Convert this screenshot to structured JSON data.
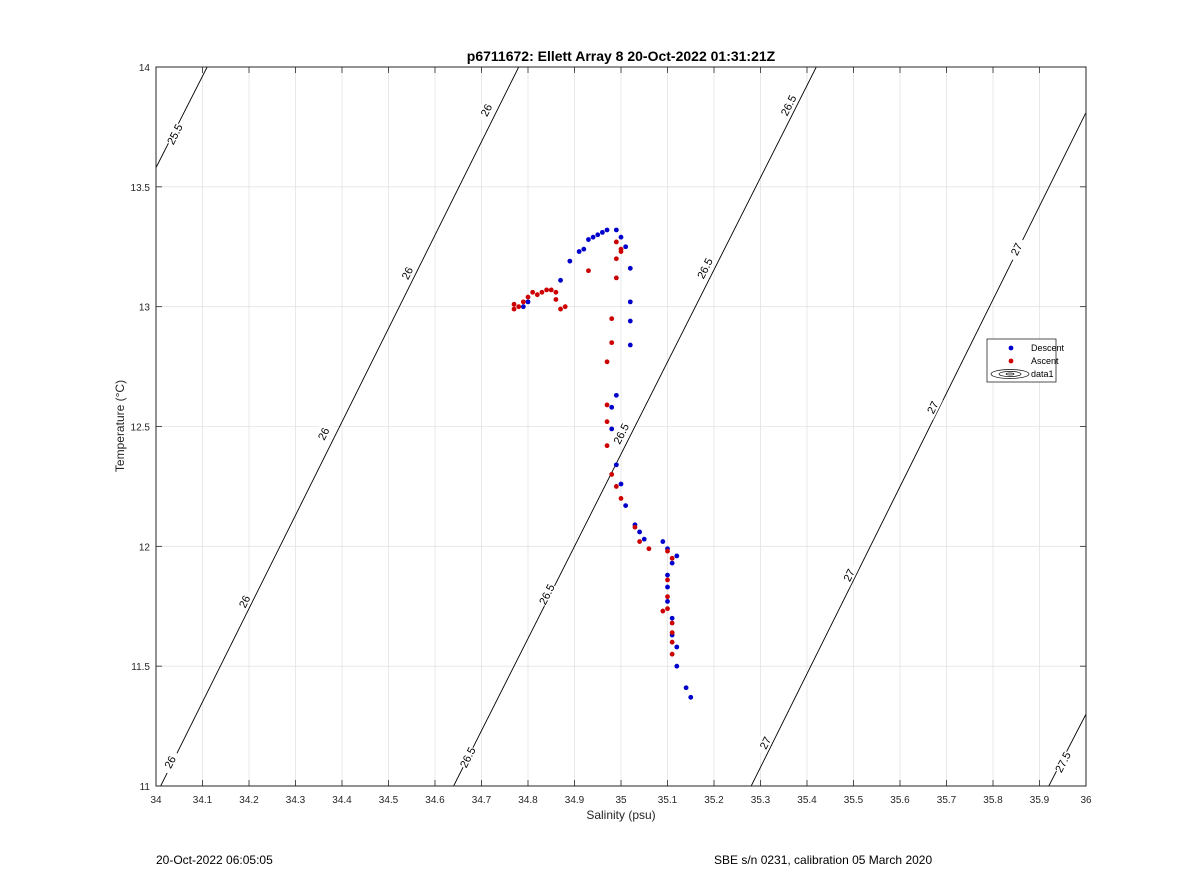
{
  "chart_data": {
    "type": "scatter",
    "title": "p6711672: Ellett Array 8 20-Oct-2022 01:31:21Z",
    "xlabel": "Salinity (psu)",
    "ylabel": "Temperature (°C)",
    "xlim": [
      34,
      36
    ],
    "ylim": [
      11,
      14
    ],
    "grid": true,
    "x_ticks": [
      34,
      34.1,
      34.2,
      34.3,
      34.4,
      34.5,
      34.6,
      34.7,
      34.8,
      34.9,
      35,
      35.1,
      35.2,
      35.3,
      35.4,
      35.5,
      35.6,
      35.7,
      35.8,
      35.9,
      36
    ],
    "x_tick_labels": [
      "34",
      "34.1",
      "34.2",
      "34.3",
      "34.4",
      "34.5",
      "34.6",
      "34.7",
      "34.8",
      "34.9",
      "35",
      "35.1",
      "35.2",
      "35.3",
      "35.4",
      "35.5",
      "35.6",
      "35.7",
      "35.8",
      "35.9",
      "36"
    ],
    "y_ticks": [
      11,
      11.5,
      12,
      12.5,
      13,
      13.5,
      14
    ],
    "y_tick_labels": [
      "11",
      "11.5",
      "12",
      "12.5",
      "13",
      "13.5",
      "14"
    ],
    "legend_position": "right",
    "series": [
      {
        "name": "Descent",
        "color": "#0000cc",
        "points": [
          [
            35.15,
            11.37
          ],
          [
            35.14,
            11.41
          ],
          [
            35.12,
            11.5
          ],
          [
            35.12,
            11.58
          ],
          [
            35.11,
            11.63
          ],
          [
            35.11,
            11.7
          ],
          [
            35.1,
            11.77
          ],
          [
            35.1,
            11.83
          ],
          [
            35.1,
            11.88
          ],
          [
            35.11,
            11.93
          ],
          [
            35.12,
            11.96
          ],
          [
            35.1,
            11.99
          ],
          [
            35.09,
            12.02
          ],
          [
            35.05,
            12.03
          ],
          [
            35.04,
            12.06
          ],
          [
            35.03,
            12.09
          ],
          [
            35.01,
            12.17
          ],
          [
            35,
            12.26
          ],
          [
            34.99,
            12.34
          ],
          [
            34.98,
            12.49
          ],
          [
            34.98,
            12.58
          ],
          [
            34.99,
            12.63
          ],
          [
            35.02,
            12.84
          ],
          [
            35.02,
            12.94
          ],
          [
            35.02,
            13.02
          ],
          [
            35.02,
            13.16
          ],
          [
            35.01,
            13.25
          ],
          [
            35,
            13.29
          ],
          [
            34.99,
            13.32
          ],
          [
            34.97,
            13.32
          ],
          [
            34.96,
            13.31
          ],
          [
            34.95,
            13.3
          ],
          [
            34.94,
            13.29
          ],
          [
            34.93,
            13.28
          ],
          [
            34.92,
            13.24
          ],
          [
            34.91,
            13.23
          ],
          [
            34.89,
            13.19
          ],
          [
            34.87,
            13.11
          ],
          [
            34.8,
            13.02
          ],
          [
            34.79,
            13
          ]
        ]
      },
      {
        "name": "Ascent",
        "color": "#cc0000",
        "points": [
          [
            35.11,
            11.55
          ],
          [
            35.11,
            11.6
          ],
          [
            35.11,
            11.64
          ],
          [
            35.11,
            11.68
          ],
          [
            35.1,
            11.74
          ],
          [
            35.09,
            11.73
          ],
          [
            35.1,
            11.79
          ],
          [
            35.1,
            11.86
          ],
          [
            35.11,
            11.95
          ],
          [
            35.1,
            11.98
          ],
          [
            35.06,
            11.99
          ],
          [
            35.04,
            12.02
          ],
          [
            35.03,
            12.08
          ],
          [
            35,
            12.2
          ],
          [
            34.99,
            12.25
          ],
          [
            34.98,
            12.3
          ],
          [
            34.97,
            12.42
          ],
          [
            34.97,
            12.52
          ],
          [
            34.97,
            12.59
          ],
          [
            34.97,
            12.77
          ],
          [
            34.98,
            12.85
          ],
          [
            34.98,
            12.95
          ],
          [
            34.99,
            13.12
          ],
          [
            34.99,
            13.2
          ],
          [
            35,
            13.23
          ],
          [
            35,
            13.24
          ],
          [
            34.99,
            13.27
          ],
          [
            34.93,
            13.15
          ],
          [
            34.88,
            13
          ],
          [
            34.87,
            12.99
          ],
          [
            34.86,
            13.03
          ],
          [
            34.86,
            13.06
          ],
          [
            34.85,
            13.07
          ],
          [
            34.84,
            13.07
          ],
          [
            34.83,
            13.06
          ],
          [
            34.82,
            13.05
          ],
          [
            34.81,
            13.06
          ],
          [
            34.8,
            13.04
          ],
          [
            34.79,
            13.02
          ],
          [
            34.78,
            13
          ],
          [
            34.77,
            13.01
          ],
          [
            34.77,
            12.99
          ]
        ]
      }
    ],
    "legend_entries": [
      "Descent",
      "Ascent",
      "data1"
    ],
    "contour_series_name": "data1",
    "contours": [
      {
        "label": "25.5",
        "points": [
          [
            34,
            13.58
          ],
          [
            34.11,
            14
          ]
        ],
        "labels_at": [
          [
            34.04,
            13.72
          ]
        ]
      },
      {
        "label": "26",
        "points": [
          [
            34.01,
            11
          ],
          [
            34.78,
            14
          ]
        ],
        "labels_at": [
          [
            34.03,
            11.1
          ],
          [
            34.19,
            11.77
          ],
          [
            34.36,
            12.47
          ],
          [
            34.54,
            13.14
          ],
          [
            34.71,
            13.82
          ]
        ]
      },
      {
        "label": "26.5",
        "points": [
          [
            34.64,
            11
          ],
          [
            35.42,
            14
          ]
        ],
        "labels_at": [
          [
            34.67,
            11.12
          ],
          [
            34.84,
            11.8
          ],
          [
            35,
            12.47
          ],
          [
            35.18,
            13.16
          ],
          [
            35.36,
            13.84
          ]
        ]
      },
      {
        "label": "27",
        "points": [
          [
            35.28,
            11
          ],
          [
            36,
            13.81
          ]
        ],
        "labels_at": [
          [
            35.31,
            11.18
          ],
          [
            35.49,
            11.88
          ],
          [
            35.67,
            12.58
          ],
          [
            35.85,
            13.24
          ]
        ]
      },
      {
        "label": "27.5",
        "points": [
          [
            35.92,
            11
          ],
          [
            36,
            11.3
          ]
        ],
        "labels_at": [
          [
            35.95,
            11.1
          ]
        ]
      }
    ]
  },
  "footer": {
    "timestamp": "20-Oct-2022 06:05:05",
    "instrument": "SBE s/n 0231, calibration 05 March 2020"
  }
}
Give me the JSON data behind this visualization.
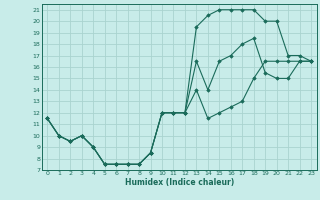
{
  "xlabel": "Humidex (Indice chaleur)",
  "background_color": "#c8ece9",
  "grid_color": "#aad4cf",
  "line_color": "#1a6b5a",
  "xlim": [
    -0.5,
    23.5
  ],
  "ylim": [
    7,
    21.5
  ],
  "xticks": [
    0,
    1,
    2,
    3,
    4,
    5,
    6,
    7,
    8,
    9,
    10,
    11,
    12,
    13,
    14,
    15,
    16,
    17,
    18,
    19,
    20,
    21,
    22,
    23
  ],
  "yticks": [
    7,
    8,
    9,
    10,
    11,
    12,
    13,
    14,
    15,
    16,
    17,
    18,
    19,
    20,
    21
  ],
  "line1_x": [
    0,
    1,
    2,
    3,
    4,
    5,
    6,
    7,
    8,
    9,
    10,
    11,
    12,
    13,
    14,
    15,
    16,
    17,
    18,
    19,
    20,
    21,
    22,
    23
  ],
  "line1_y": [
    11.5,
    10.0,
    9.5,
    10.0,
    9.0,
    7.5,
    7.5,
    7.5,
    7.5,
    8.5,
    12.0,
    12.0,
    12.0,
    14.0,
    11.5,
    12.0,
    12.5,
    13.0,
    15.0,
    16.5,
    16.5,
    16.5,
    16.5,
    16.5
  ],
  "line2_x": [
    0,
    1,
    2,
    3,
    4,
    5,
    6,
    7,
    8,
    9,
    10,
    11,
    12,
    13,
    14,
    15,
    16,
    17,
    18,
    19,
    20,
    21,
    22,
    23
  ],
  "line2_y": [
    11.5,
    10.0,
    9.5,
    10.0,
    9.0,
    7.5,
    7.5,
    7.5,
    7.5,
    8.5,
    12.0,
    12.0,
    12.0,
    19.5,
    20.5,
    21.0,
    21.0,
    21.0,
    21.0,
    20.0,
    20.0,
    17.0,
    17.0,
    16.5
  ],
  "line3_x": [
    0,
    1,
    2,
    3,
    4,
    5,
    6,
    7,
    8,
    9,
    10,
    11,
    12,
    13,
    14,
    15,
    16,
    17,
    18,
    19,
    20,
    21,
    22,
    23
  ],
  "line3_y": [
    11.5,
    10.0,
    9.5,
    10.0,
    9.0,
    7.5,
    7.5,
    7.5,
    7.5,
    8.5,
    12.0,
    12.0,
    12.0,
    16.5,
    14.0,
    16.5,
    17.0,
    18.0,
    18.5,
    15.5,
    15.0,
    15.0,
    16.5,
    16.5
  ]
}
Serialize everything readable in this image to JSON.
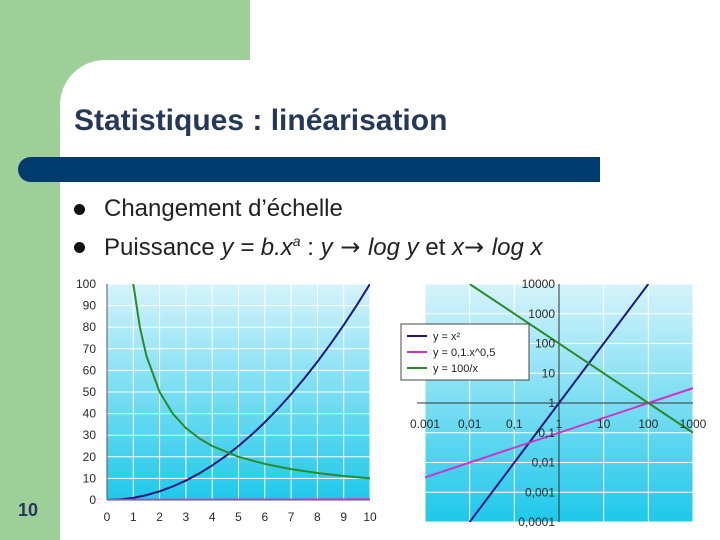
{
  "slide": {
    "title": "Statistiques : linéarisation",
    "bullets": [
      {
        "text_parts": [
          {
            "t": "Changement d’échelle",
            "i": false
          }
        ]
      },
      {
        "text_parts": [
          {
            "t": "Puissance ",
            "i": false
          },
          {
            "t": "y = b.x",
            "i": true
          },
          {
            "t": "a",
            "i": true,
            "sup": true
          },
          {
            "t": " : ",
            "i": false
          },
          {
            "t": "y",
            "i": true
          },
          {
            "t": " → ",
            "i": false,
            "arrow": true
          },
          {
            "t": "log y",
            "i": true
          },
          {
            "t": " et ",
            "i": false
          },
          {
            "t": "x",
            "i": true
          },
          {
            "t": "→ ",
            "i": false,
            "arrow": true
          },
          {
            "t": "log x",
            "i": true
          }
        ]
      }
    ],
    "slide_number": "10"
  },
  "colors": {
    "green_block": "#9ecf98",
    "title_bar": "#003b6e",
    "title_text": "#25385a",
    "chart_top": "#d6f3fb",
    "chart_bottom": "#1ec8ea",
    "series_x2": "#1a1a7e",
    "series_sqrt": "#d033c8",
    "series_inv": "#2a8a2a"
  },
  "chart_data": [
    {
      "type": "line",
      "x_ticks": [
        "0",
        "1",
        "2",
        "3",
        "4",
        "5",
        "6",
        "7",
        "8",
        "9",
        "10"
      ],
      "y_ticks": [
        "0",
        "10",
        "20",
        "30",
        "40",
        "50",
        "60",
        "70",
        "80",
        "90",
        "100"
      ],
      "xlim": [
        0,
        10
      ],
      "ylim": [
        0,
        100
      ],
      "grid": true,
      "series": [
        {
          "color_key": "series_x2",
          "x": [
            0,
            0.5,
            1,
            1.5,
            2,
            2.5,
            3,
            3.5,
            4,
            4.5,
            5,
            5.5,
            6,
            6.5,
            7,
            7.5,
            8,
            8.5,
            9,
            9.5,
            10
          ],
          "y": [
            0,
            0.25,
            1,
            2.25,
            4,
            6.25,
            9,
            12.25,
            16,
            20.25,
            25,
            30.25,
            36,
            42.25,
            49,
            56.25,
            64,
            72.25,
            81,
            90.25,
            100
          ]
        },
        {
          "color_key": "series_sqrt",
          "x": [
            0,
            1,
            2,
            3,
            4,
            5,
            6,
            7,
            8,
            9,
            10
          ],
          "y": [
            0,
            0.1,
            0.14,
            0.17,
            0.2,
            0.22,
            0.24,
            0.26,
            0.28,
            0.3,
            0.32
          ]
        },
        {
          "color_key": "series_inv",
          "x": [
            1,
            1.25,
            1.5,
            2,
            2.5,
            3,
            3.5,
            4,
            5,
            6,
            7,
            8,
            9,
            10
          ],
          "y": [
            100,
            80,
            66.7,
            50,
            40,
            33.3,
            28.6,
            25,
            20,
            16.7,
            14.3,
            12.5,
            11.1,
            10
          ]
        }
      ]
    },
    {
      "type": "line",
      "log_scale": true,
      "x_ticks": [
        "0.001",
        "0,01",
        "0,1",
        "1",
        "10",
        "100",
        "1000"
      ],
      "y_ticks": [
        "10000",
        "1000",
        "100",
        "10",
        "1",
        "0,1",
        "0,01",
        "0,001",
        "0,0001"
      ],
      "xlim": [
        0.001,
        1000
      ],
      "ylim": [
        0.0001,
        10000
      ],
      "grid": true,
      "legend": {
        "placement": "top-left",
        "entries": [
          {
            "label": "y = x²",
            "color_key": "series_x2"
          },
          {
            "label": "y = 0,1.x^0,5",
            "color_key": "series_sqrt"
          },
          {
            "label": "y = 100/x",
            "color_key": "series_inv"
          }
        ]
      },
      "series": [
        {
          "color_key": "series_x2",
          "x": [
            0.01,
            100
          ],
          "y": [
            0.0001,
            10000
          ]
        },
        {
          "color_key": "series_sqrt",
          "x": [
            0.001,
            1000
          ],
          "y": [
            0.00316,
            3.16
          ]
        },
        {
          "color_key": "series_inv",
          "x": [
            0.01,
            1000
          ],
          "y": [
            10000,
            0.1
          ]
        }
      ]
    }
  ]
}
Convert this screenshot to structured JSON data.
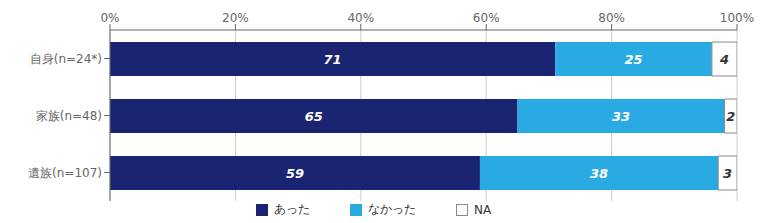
{
  "chart_data": {
    "type": "bar",
    "orientation": "horizontal",
    "stacked": true,
    "categories": [
      "自身(n=24*)",
      "家族(n=48)",
      "遺族(n=107)"
    ],
    "series": [
      {
        "name": "あった",
        "color": "#1a2472",
        "values": [
          71,
          65,
          59
        ]
      },
      {
        "name": "なかった",
        "color": "#29aae2",
        "values": [
          25,
          33,
          38
        ]
      },
      {
        "name": "NA",
        "color": "#ffffff",
        "values": [
          4,
          2,
          3
        ]
      }
    ],
    "xlim": [
      0,
      100
    ],
    "xticks": [
      {
        "value": 0,
        "label": "0%"
      },
      {
        "value": 20,
        "label": "20%"
      },
      {
        "value": 40,
        "label": "40%"
      },
      {
        "value": 60,
        "label": "60%"
      },
      {
        "value": 80,
        "label": "80%"
      },
      {
        "value": 100,
        "label": "100%"
      }
    ],
    "grid": true,
    "data_labels": true,
    "legend": "bottom"
  }
}
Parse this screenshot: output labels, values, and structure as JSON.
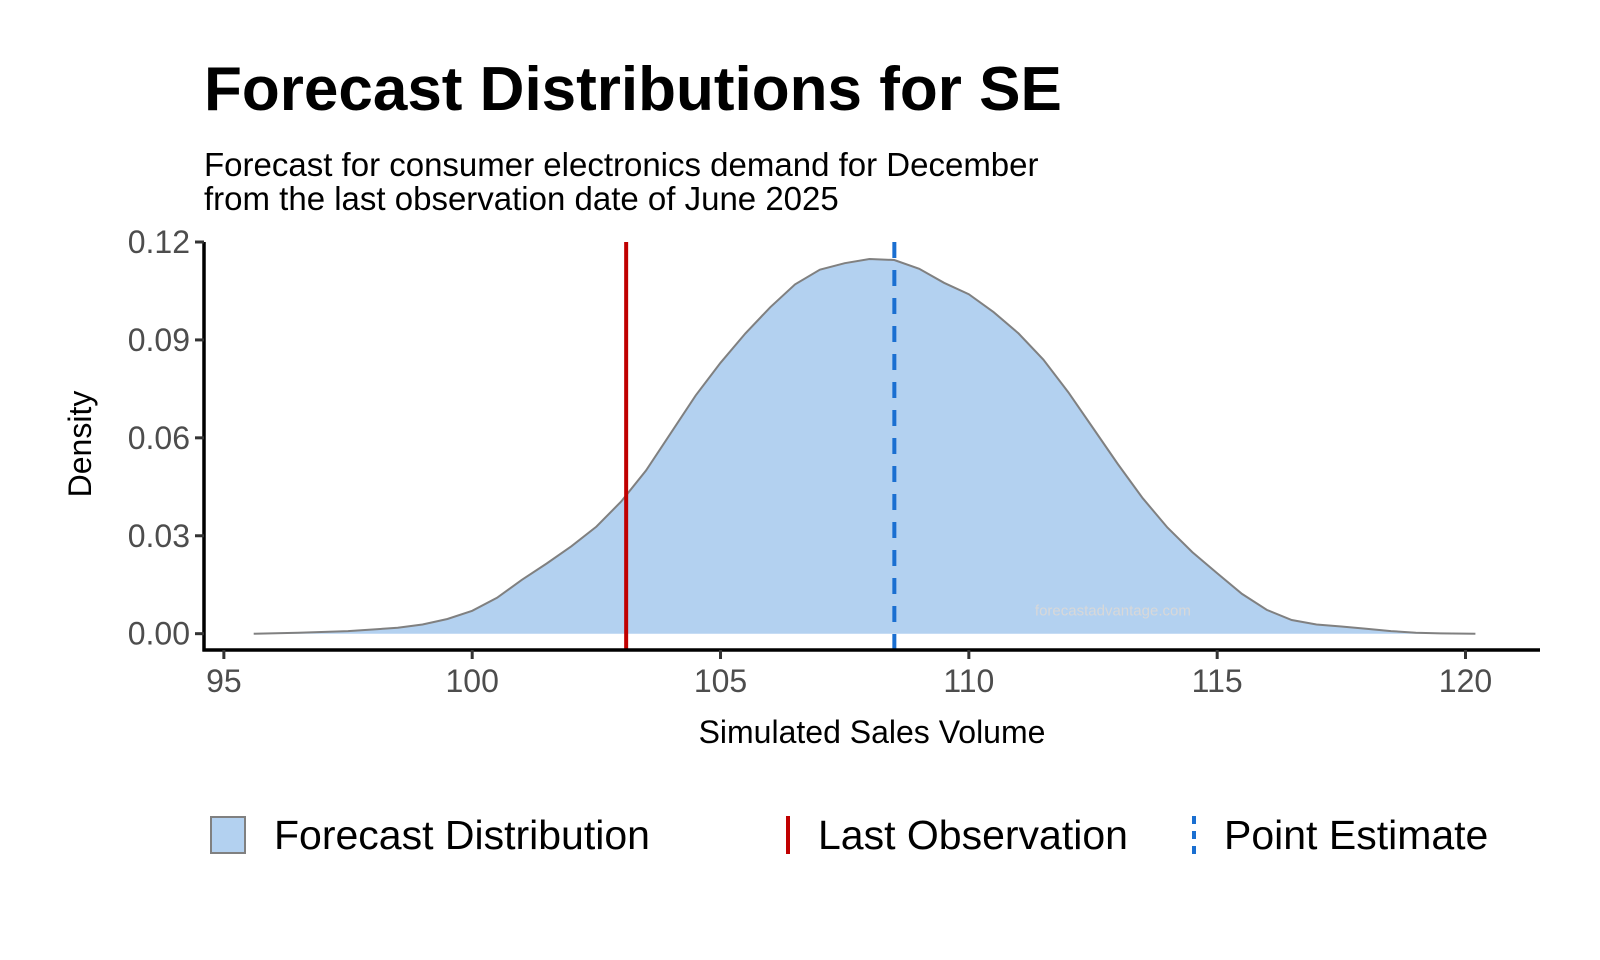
{
  "chart_data": {
    "type": "area",
    "title": "Forecast Distributions for SE",
    "subtitle": [
      "Forecast for consumer electronics demand for December",
      "from the last observation date of June 2025"
    ],
    "xlabel": "Simulated Sales Volume",
    "ylabel": "Density",
    "xlim": [
      94.6,
      121.5
    ],
    "ylim": [
      -0.005,
      0.12
    ],
    "x_ticks": [
      95,
      100,
      105,
      110,
      115,
      120
    ],
    "y_ticks": [
      0.0,
      0.03,
      0.06,
      0.09,
      0.12
    ],
    "y_tick_labels": [
      "0.00",
      "0.03",
      "0.06",
      "0.09",
      "0.12"
    ],
    "grid": false,
    "legend_position": "bottom",
    "series": [
      {
        "name": "Forecast Distribution",
        "kind": "density",
        "color": "#b3d1f0",
        "outline": "#808080",
        "x": [
          95.6,
          96.5,
          97.5,
          98.5,
          99.0,
          99.5,
          100.0,
          100.5,
          101.0,
          101.5,
          102.0,
          102.5,
          103.0,
          103.5,
          104.0,
          104.5,
          105.0,
          105.5,
          106.0,
          106.5,
          107.0,
          107.5,
          108.0,
          108.5,
          109.0,
          109.5,
          110.0,
          110.5,
          111.0,
          111.5,
          112.0,
          112.5,
          113.0,
          113.5,
          114.0,
          114.5,
          115.0,
          115.5,
          116.0,
          116.5,
          117.0,
          117.5,
          118.0,
          118.5,
          119.0,
          119.5,
          120.2
        ],
        "y": [
          0.0,
          0.0003,
          0.0008,
          0.0018,
          0.0028,
          0.0045,
          0.007,
          0.011,
          0.0165,
          0.0215,
          0.0268,
          0.0328,
          0.0405,
          0.05,
          0.0615,
          0.073,
          0.083,
          0.092,
          0.1,
          0.107,
          0.1115,
          0.1135,
          0.1148,
          0.1145,
          0.1118,
          0.1075,
          0.104,
          0.0985,
          0.092,
          0.084,
          0.074,
          0.063,
          0.052,
          0.0415,
          0.0325,
          0.025,
          0.0185,
          0.0122,
          0.0073,
          0.0042,
          0.0028,
          0.0022,
          0.0015,
          0.0008,
          0.0003,
          0.0001,
          0.0
        ]
      },
      {
        "name": "Last Observation",
        "kind": "vline",
        "x": 103.1,
        "color": "#c00000",
        "dash": "solid"
      },
      {
        "name": "Point Estimate",
        "kind": "vline",
        "x": 108.5,
        "color": "#1a6fd1",
        "dash": "dashed"
      }
    ],
    "watermark": "forecastadvantage.com"
  },
  "legend": [
    {
      "label": "Forecast Distribution"
    },
    {
      "label": "Last Observation"
    },
    {
      "label": "Point Estimate"
    }
  ]
}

━━━━━━━━━━━━━━━━

- Task objective -
Gather every line from the listing above in which "JSON" appears, and copy those lines.

- Answer for the task -
Convert this screenshot to structured JSON data.
Give me the JSON data behind this visualization.
Serialize everything readable in this image to JSON.
Convert this screenshot to structured JSON data.
Parse this screenshot: output labels, values, and structure as JSON.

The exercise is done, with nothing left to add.